--- Start Dataset ---

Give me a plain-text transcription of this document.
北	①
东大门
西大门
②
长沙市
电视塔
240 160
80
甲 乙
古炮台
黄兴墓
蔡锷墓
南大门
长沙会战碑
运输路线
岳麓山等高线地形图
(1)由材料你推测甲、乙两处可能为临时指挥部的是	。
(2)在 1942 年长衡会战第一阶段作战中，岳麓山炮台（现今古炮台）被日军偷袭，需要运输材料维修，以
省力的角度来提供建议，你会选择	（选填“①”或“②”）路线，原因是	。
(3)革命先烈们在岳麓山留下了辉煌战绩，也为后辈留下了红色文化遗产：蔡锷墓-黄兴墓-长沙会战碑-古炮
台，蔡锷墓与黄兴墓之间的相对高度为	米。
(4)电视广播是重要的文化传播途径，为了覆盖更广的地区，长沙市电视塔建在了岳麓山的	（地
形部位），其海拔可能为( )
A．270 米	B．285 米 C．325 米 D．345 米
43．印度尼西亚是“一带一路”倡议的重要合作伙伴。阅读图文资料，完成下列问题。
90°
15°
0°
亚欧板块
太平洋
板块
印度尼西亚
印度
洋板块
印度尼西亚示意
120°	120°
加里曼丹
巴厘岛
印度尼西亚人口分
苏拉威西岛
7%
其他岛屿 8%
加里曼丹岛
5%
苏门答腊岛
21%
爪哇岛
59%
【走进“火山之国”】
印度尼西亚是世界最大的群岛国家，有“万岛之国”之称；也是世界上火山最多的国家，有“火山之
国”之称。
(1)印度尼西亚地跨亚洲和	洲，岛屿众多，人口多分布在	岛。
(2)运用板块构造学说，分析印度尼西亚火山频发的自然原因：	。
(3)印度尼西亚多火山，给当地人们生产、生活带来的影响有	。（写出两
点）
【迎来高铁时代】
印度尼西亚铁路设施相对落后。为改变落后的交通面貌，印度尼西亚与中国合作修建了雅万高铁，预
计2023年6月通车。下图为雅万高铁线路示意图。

--- End Dataset ---

## Your objective
Write the listing out again, exactly as shown above.

## Completed exercise
Give me a plain-text transcription of this document.
北	①
东大门
西大门
②
长沙市
电视塔
240 160
80
甲 乙
古炮台
黄兴墓
蔡锷墓
南大门
长沙会战碑
运输路线
岳麓山等高线地形图
(1)由材料你推测甲、乙两处可能为临时指挥部的是	。
(2)在 1942 年长衡会战第一阶段作战中，岳麓山炮台（现今古炮台）被日军偷袭，需要运输材料维修，以
省力的角度来提供建议，你会选择	（选填“①”或“②”）路线，原因是	。
(3)革命先烈们在岳麓山留下了辉煌战绩，也为后辈留下了红色文化遗产：蔡锷墓-黄兴墓-长沙会战碑-古炮
台，蔡锷墓与黄兴墓之间的相对高度为	米。
(4)电视广播是重要的文化传播途径，为了覆盖更广的地区，长沙市电视塔建在了岳麓山的	（地
形部位），其海拔可能为( )
A．270 米	B．285 米 C．325 米 D．345 米
43．印度尼西亚是“一带一路”倡议的重要合作伙伴。阅读图文资料，完成下列问题。
90°
15°
0°
亚欧板块
太平洋
板块
印度尼西亚
印度
洋板块
印度尼西亚示意
120°	120°
加里曼丹
巴厘岛
印度尼西亚人口分
苏拉威西岛
7%
其他岛屿 8%
加里曼丹岛
5%
苏门答腊岛
21%
爪哇岛
59%
【走进“火山之国”】
印度尼西亚是世界最大的群岛国家，有“万岛之国”之称；也是世界上火山最多的国家，有“火山之
国”之称。
(1)印度尼西亚地跨亚洲和	洲，岛屿众多，人口多分布在	岛。
(2)运用板块构造学说，分析印度尼西亚火山频发的自然原因：	。
(3)印度尼西亚多火山，给当地人们生产、生活带来的影响有	。（写出两
点）
【迎来高铁时代】
印度尼西亚铁路设施相对落后。为改变落后的交通面貌，印度尼西亚与中国合作修建了雅万高铁，预
计2023年6月通车。下图为雅万高铁线路示意图。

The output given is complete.